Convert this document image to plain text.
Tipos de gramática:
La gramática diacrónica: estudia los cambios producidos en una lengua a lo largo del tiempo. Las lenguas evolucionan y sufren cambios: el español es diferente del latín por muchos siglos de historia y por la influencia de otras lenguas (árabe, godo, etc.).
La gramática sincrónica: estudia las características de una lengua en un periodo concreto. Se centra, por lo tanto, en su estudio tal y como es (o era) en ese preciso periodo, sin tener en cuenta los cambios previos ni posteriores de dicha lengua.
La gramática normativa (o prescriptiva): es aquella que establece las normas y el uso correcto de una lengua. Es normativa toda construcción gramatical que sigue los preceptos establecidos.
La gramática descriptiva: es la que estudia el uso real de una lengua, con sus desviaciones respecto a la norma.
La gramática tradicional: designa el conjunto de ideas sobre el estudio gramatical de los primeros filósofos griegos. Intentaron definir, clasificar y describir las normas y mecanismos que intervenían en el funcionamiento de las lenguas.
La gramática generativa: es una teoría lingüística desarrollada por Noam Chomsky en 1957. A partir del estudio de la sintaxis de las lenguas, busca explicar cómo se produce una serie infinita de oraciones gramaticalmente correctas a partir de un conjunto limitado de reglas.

* * *

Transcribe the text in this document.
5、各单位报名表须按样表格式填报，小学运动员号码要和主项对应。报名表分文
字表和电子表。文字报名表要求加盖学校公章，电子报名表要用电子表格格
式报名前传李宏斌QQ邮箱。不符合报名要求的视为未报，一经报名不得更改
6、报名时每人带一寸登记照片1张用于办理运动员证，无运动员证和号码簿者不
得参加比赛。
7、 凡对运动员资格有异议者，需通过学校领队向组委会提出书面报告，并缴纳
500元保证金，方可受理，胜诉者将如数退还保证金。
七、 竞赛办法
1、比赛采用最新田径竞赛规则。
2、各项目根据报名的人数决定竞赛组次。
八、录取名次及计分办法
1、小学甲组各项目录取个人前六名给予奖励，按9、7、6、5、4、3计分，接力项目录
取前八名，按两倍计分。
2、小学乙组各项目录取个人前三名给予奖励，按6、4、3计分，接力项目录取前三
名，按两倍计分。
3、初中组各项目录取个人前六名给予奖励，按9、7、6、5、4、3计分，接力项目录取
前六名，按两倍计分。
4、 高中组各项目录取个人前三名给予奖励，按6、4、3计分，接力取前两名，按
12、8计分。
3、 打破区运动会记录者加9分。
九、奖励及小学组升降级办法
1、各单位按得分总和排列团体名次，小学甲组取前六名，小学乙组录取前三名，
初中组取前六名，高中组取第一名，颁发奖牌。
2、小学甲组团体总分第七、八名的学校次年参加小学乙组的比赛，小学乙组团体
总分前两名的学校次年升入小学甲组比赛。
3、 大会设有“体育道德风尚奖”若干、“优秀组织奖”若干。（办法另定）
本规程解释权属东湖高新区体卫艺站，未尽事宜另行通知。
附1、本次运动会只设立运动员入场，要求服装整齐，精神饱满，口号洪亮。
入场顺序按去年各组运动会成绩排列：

* * *

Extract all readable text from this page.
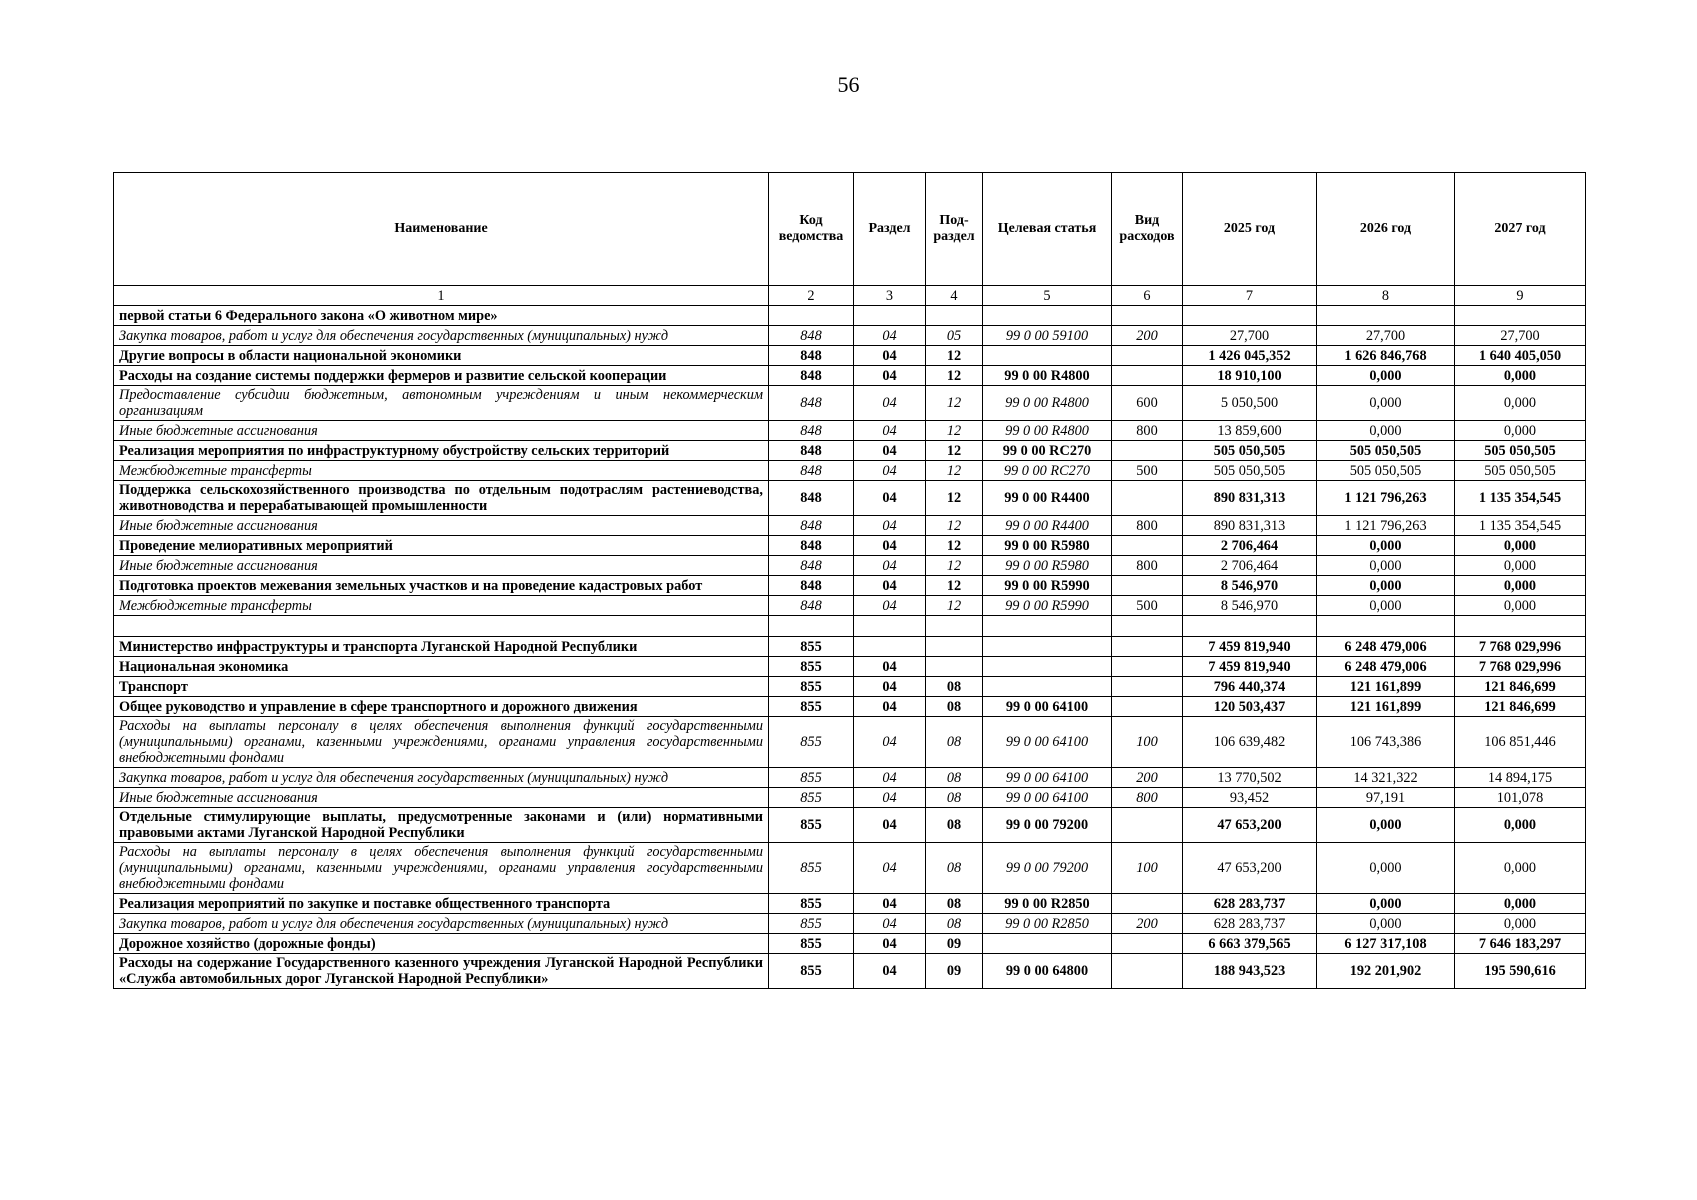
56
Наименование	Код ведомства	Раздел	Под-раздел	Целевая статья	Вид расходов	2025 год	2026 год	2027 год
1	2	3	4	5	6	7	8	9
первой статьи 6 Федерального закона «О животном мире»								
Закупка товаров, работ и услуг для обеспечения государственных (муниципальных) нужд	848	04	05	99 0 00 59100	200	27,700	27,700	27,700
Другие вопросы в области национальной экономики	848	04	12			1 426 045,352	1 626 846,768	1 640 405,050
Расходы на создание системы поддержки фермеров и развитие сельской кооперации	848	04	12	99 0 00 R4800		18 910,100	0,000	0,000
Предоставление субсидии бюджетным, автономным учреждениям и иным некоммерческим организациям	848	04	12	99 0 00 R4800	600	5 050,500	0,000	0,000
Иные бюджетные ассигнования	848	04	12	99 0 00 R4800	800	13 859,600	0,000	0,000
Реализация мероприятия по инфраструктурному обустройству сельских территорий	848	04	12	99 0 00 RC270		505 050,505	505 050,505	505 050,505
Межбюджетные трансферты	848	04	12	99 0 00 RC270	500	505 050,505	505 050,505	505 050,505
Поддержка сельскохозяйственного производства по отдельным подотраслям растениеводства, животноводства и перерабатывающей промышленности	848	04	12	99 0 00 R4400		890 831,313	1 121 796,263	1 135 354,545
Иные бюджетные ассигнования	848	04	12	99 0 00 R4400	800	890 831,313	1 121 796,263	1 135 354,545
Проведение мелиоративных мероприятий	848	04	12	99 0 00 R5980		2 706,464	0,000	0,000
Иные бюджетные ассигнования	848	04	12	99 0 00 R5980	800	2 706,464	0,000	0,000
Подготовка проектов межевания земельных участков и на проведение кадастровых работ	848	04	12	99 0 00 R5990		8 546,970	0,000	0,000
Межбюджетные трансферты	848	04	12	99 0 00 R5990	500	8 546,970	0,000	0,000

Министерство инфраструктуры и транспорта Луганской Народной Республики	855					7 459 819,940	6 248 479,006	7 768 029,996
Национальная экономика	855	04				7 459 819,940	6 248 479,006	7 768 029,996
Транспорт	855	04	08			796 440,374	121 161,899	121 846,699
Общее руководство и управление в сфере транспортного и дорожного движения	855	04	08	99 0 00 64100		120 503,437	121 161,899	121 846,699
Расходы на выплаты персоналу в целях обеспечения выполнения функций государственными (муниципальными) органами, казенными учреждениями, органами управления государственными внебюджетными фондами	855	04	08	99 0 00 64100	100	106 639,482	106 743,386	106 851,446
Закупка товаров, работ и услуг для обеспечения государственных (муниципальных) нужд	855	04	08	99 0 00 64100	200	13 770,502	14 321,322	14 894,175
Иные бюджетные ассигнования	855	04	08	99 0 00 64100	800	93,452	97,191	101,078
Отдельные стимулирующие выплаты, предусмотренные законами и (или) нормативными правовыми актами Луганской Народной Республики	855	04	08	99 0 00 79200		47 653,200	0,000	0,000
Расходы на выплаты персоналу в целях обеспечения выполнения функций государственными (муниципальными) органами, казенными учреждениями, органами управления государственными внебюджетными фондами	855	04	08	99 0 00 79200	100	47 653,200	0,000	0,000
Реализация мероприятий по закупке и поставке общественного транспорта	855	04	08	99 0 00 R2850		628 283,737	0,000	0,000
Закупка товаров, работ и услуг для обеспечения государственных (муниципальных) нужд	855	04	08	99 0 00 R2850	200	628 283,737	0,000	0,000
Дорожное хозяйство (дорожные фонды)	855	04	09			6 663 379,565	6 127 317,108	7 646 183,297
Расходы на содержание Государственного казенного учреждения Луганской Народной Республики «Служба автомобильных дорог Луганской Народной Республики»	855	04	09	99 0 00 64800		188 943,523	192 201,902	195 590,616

[Goal of the exercise] Filter the listing for the word "Реализация" and copy every line that holds it.

[Response]
Реализация мероприятия по инфраструктурному обустройству сельских территорий	848	04	12	99 0 00 RC270		505 050,505	505 050,505	505 050,505
Реализация мероприятий по закупке и поставке общественного транспорта	855	04	08	99 0 00 R2850		628 283,737	0,000	0,000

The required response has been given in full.